> _Element location items_
○ ○ ○ ○ ○

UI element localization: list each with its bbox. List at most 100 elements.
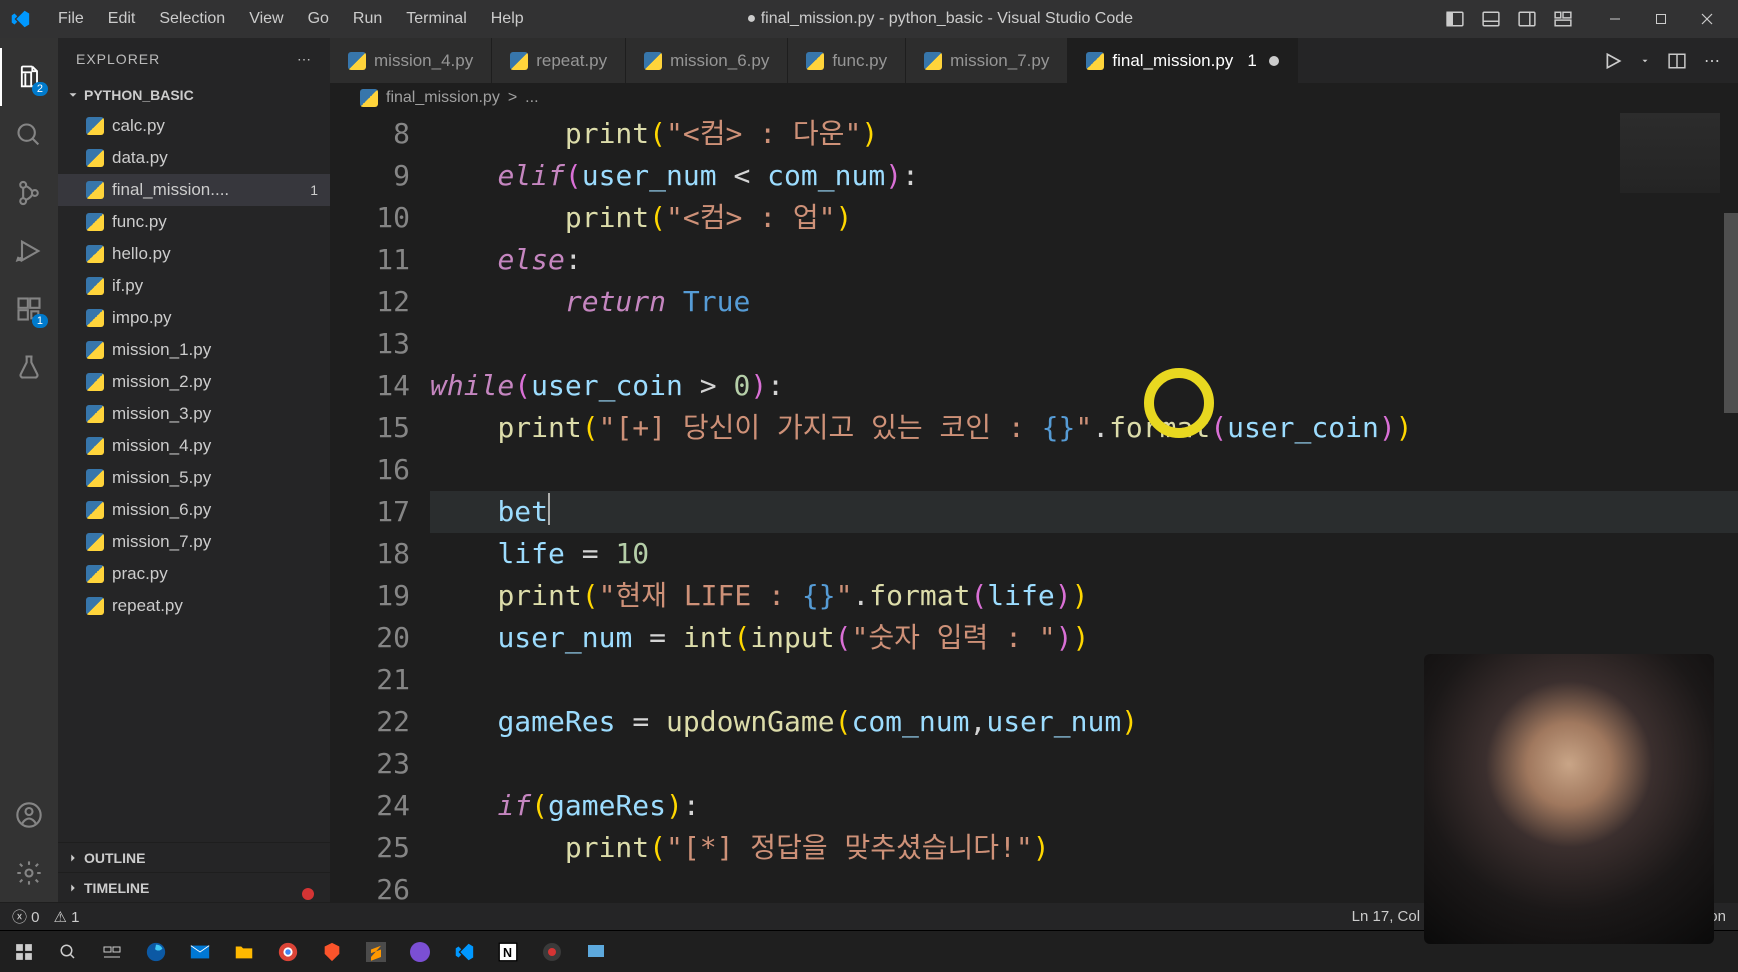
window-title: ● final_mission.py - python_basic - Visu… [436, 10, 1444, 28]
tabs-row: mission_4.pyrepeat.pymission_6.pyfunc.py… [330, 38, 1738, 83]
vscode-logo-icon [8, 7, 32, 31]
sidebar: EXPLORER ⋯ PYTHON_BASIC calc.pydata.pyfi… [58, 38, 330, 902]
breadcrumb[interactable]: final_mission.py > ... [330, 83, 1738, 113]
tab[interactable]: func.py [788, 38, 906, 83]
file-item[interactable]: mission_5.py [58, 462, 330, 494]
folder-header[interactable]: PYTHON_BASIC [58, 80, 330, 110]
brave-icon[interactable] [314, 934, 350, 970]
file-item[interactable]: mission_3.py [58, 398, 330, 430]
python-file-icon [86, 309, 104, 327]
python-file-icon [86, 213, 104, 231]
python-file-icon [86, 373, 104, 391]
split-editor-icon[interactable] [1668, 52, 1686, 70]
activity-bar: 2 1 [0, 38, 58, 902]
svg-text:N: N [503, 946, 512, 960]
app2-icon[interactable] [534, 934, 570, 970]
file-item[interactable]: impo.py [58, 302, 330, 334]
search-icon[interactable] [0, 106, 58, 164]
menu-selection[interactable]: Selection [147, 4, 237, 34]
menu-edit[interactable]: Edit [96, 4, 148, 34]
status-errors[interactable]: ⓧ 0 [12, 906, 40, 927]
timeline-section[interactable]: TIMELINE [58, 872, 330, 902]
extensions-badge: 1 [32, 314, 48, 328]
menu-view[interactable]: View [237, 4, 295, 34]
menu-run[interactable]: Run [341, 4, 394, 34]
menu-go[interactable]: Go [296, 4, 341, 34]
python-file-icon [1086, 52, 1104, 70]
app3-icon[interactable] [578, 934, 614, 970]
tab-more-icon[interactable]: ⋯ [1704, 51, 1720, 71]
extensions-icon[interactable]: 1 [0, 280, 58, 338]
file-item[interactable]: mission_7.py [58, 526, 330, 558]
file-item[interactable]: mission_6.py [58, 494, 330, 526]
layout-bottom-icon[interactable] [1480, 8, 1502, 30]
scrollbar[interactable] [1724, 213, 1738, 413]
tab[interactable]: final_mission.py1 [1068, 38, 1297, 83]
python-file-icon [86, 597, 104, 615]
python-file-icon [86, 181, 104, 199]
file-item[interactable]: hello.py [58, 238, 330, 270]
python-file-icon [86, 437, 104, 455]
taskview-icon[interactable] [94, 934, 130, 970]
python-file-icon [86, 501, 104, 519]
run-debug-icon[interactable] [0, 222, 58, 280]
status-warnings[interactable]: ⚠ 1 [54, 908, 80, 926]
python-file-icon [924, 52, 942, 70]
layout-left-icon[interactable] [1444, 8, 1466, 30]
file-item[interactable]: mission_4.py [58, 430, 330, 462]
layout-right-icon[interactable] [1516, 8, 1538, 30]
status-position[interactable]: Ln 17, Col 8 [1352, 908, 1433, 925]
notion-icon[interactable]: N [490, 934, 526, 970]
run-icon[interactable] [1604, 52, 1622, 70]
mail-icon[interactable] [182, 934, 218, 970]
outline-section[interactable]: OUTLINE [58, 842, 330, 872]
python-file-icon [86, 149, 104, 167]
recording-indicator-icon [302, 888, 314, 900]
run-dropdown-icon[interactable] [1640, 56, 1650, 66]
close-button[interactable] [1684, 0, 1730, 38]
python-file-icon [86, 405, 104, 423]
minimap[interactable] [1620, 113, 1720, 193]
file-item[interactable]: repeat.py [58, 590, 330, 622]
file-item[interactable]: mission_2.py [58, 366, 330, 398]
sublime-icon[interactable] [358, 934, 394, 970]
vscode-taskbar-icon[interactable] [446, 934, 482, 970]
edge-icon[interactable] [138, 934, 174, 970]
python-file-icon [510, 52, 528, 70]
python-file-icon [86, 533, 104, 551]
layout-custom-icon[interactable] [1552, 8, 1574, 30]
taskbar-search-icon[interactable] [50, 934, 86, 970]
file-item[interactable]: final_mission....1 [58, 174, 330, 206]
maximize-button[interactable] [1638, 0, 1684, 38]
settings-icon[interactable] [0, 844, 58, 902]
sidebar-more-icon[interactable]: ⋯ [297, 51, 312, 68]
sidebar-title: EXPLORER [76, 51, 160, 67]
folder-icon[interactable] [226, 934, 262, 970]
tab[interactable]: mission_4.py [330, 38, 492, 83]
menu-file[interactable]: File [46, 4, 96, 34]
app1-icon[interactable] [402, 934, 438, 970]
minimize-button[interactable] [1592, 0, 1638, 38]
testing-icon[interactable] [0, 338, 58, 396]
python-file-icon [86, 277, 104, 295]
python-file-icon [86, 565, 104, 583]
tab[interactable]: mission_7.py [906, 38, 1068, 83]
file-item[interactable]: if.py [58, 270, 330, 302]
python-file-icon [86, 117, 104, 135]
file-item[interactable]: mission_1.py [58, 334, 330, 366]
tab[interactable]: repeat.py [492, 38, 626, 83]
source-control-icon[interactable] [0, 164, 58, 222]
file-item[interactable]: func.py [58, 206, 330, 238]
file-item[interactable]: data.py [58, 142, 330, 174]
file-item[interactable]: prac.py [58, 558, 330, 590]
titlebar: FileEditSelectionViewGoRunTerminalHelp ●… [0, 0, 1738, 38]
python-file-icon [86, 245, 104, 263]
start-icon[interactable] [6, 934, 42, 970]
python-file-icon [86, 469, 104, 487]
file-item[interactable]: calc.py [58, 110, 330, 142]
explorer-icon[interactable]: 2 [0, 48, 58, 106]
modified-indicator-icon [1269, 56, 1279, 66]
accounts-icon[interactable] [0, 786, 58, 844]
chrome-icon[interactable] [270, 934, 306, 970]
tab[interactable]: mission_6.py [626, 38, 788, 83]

○ ○ ○ ○ ○

> _WHAT THE TASK REQUIRES_
Can you update all the items above so that every "python-file-icon" becomes "py-file-icon", with everything else unchanged and the pictures left out?

> _RESPONSE TO THE EXERCISE_
UI element localization: list each with its bbox. List at most 100 elements.
window-title: ● final_mission.py - python_basic - Visu… [436, 10, 1444, 28]
tabs-row: mission_4.pyrepeat.pymission_6.pyfunc.py… [330, 38, 1738, 83]
vscode-logo-icon [8, 7, 32, 31]
sidebar: EXPLORER ⋯ PYTHON_BASIC calc.pydata.pyfi… [58, 38, 330, 902]
breadcrumb[interactable]: final_mission.py > ... [330, 83, 1738, 113]
tab[interactable]: func.py [788, 38, 906, 83]
file-item[interactable]: mission_5.py [58, 462, 330, 494]
folder-header[interactable]: PYTHON_BASIC [58, 80, 330, 110]
brave-icon[interactable] [314, 934, 350, 970]
file-item[interactable]: mission_3.py [58, 398, 330, 430]
py-file-icon [86, 309, 104, 327]
py-file-icon [86, 213, 104, 231]
py-file-icon [86, 373, 104, 391]
split-editor-icon[interactable] [1668, 52, 1686, 70]
activity-bar: 2 1 [0, 38, 58, 902]
svg-text:N: N [503, 946, 512, 960]
app2-icon[interactable] [534, 934, 570, 970]
file-item[interactable]: impo.py [58, 302, 330, 334]
search-icon[interactable] [0, 106, 58, 164]
menu-selection[interactable]: Selection [147, 4, 237, 34]
menu-edit[interactable]: Edit [96, 4, 148, 34]
status-errors[interactable]: ⓧ 0 [12, 906, 40, 927]
timeline-section[interactable]: TIMELINE [58, 872, 330, 902]
extensions-badge: 1 [32, 314, 48, 328]
menu-view[interactable]: View [237, 4, 295, 34]
menu-run[interactable]: Run [341, 4, 394, 34]
menu-go[interactable]: Go [296, 4, 341, 34]
py-file-icon [1086, 52, 1104, 70]
app3-icon[interactable] [578, 934, 614, 970]
tab-more-icon[interactable]: ⋯ [1704, 51, 1720, 71]
extensions-icon[interactable]: 1 [0, 280, 58, 338]
file-item[interactable]: mission_7.py [58, 526, 330, 558]
file-item[interactable]: mission_6.py [58, 494, 330, 526]
layout-bottom-icon[interactable] [1480, 8, 1502, 30]
scrollbar[interactable] [1724, 213, 1738, 413]
tab[interactable]: final_mission.py1 [1068, 38, 1297, 83]
py-file-icon [86, 597, 104, 615]
py-file-icon [86, 181, 104, 199]
file-item[interactable]: hello.py [58, 238, 330, 270]
py-file-icon [86, 437, 104, 455]
taskview-icon[interactable] [94, 934, 130, 970]
py-file-icon [86, 501, 104, 519]
run-debug-icon[interactable] [0, 222, 58, 280]
status-warnings[interactable]: ⚠ 1 [54, 908, 80, 926]
py-file-icon [924, 52, 942, 70]
layout-left-icon[interactable] [1444, 8, 1466, 30]
file-item[interactable]: mission_4.py [58, 430, 330, 462]
layout-right-icon[interactable] [1516, 8, 1538, 30]
status-position[interactable]: Ln 17, Col 8 [1352, 908, 1433, 925]
notion-icon[interactable]: N [490, 934, 526, 970]
run-icon[interactable] [1604, 52, 1622, 70]
mail-icon[interactable] [182, 934, 218, 970]
outline-section[interactable]: OUTLINE [58, 842, 330, 872]
py-file-icon [86, 149, 104, 167]
recording-indicator-icon [302, 888, 314, 900]
run-dropdown-icon[interactable] [1640, 56, 1650, 66]
close-button[interactable] [1684, 0, 1730, 38]
py-file-icon [86, 405, 104, 423]
minimap[interactable] [1620, 113, 1720, 193]
file-item[interactable]: repeat.py [58, 590, 330, 622]
file-item[interactable]: mission_2.py [58, 366, 330, 398]
sublime-icon[interactable] [358, 934, 394, 970]
vscode-taskbar-icon[interactable] [446, 934, 482, 970]
edge-icon[interactable] [138, 934, 174, 970]
py-file-icon [510, 52, 528, 70]
py-file-icon [86, 533, 104, 551]
layout-custom-icon[interactable] [1552, 8, 1574, 30]
taskbar-search-icon[interactable] [50, 934, 86, 970]
file-item[interactable]: final_mission....1 [58, 174, 330, 206]
maximize-button[interactable] [1638, 0, 1684, 38]
settings-icon[interactable] [0, 844, 58, 902]
sidebar-more-icon[interactable]: ⋯ [297, 51, 312, 68]
sidebar-title: EXPLORER [76, 51, 160, 67]
folder-icon[interactable] [226, 934, 262, 970]
tab[interactable]: mission_4.py [330, 38, 492, 83]
menu-file[interactable]: File [46, 4, 96, 34]
app1-icon[interactable] [402, 934, 438, 970]
minimize-button[interactable] [1592, 0, 1638, 38]
testing-icon[interactable] [0, 338, 58, 396]
py-file-icon [86, 277, 104, 295]
py-file-icon [86, 565, 104, 583]
tab[interactable]: mission_7.py [906, 38, 1068, 83]
file-item[interactable]: if.py [58, 270, 330, 302]
py-file-icon [86, 117, 104, 135]
file-item[interactable]: mission_1.py [58, 334, 330, 366]
tab[interactable]: repeat.py [492, 38, 626, 83]
source-control-icon[interactable] [0, 164, 58, 222]
file-item[interactable]: func.py [58, 206, 330, 238]
file-item[interactable]: data.py [58, 142, 330, 174]
file-item[interactable]: prac.py [58, 558, 330, 590]
titlebar: FileEditSelectionViewGoRunTerminalHelp ●… [0, 0, 1738, 38]
py-file-icon [86, 245, 104, 263]
start-icon[interactable] [6, 934, 42, 970]
py-file-icon [86, 469, 104, 487]
file-item[interactable]: calc.py [58, 110, 330, 142]
explorer-icon[interactable]: 2 [0, 48, 58, 106]
modified-indicator-icon [1269, 56, 1279, 66]
accounts-icon[interactable] [0, 786, 58, 844]
chrome-icon[interactable] [270, 934, 306, 970]
tab[interactable]: mission_6.py [626, 38, 788, 83]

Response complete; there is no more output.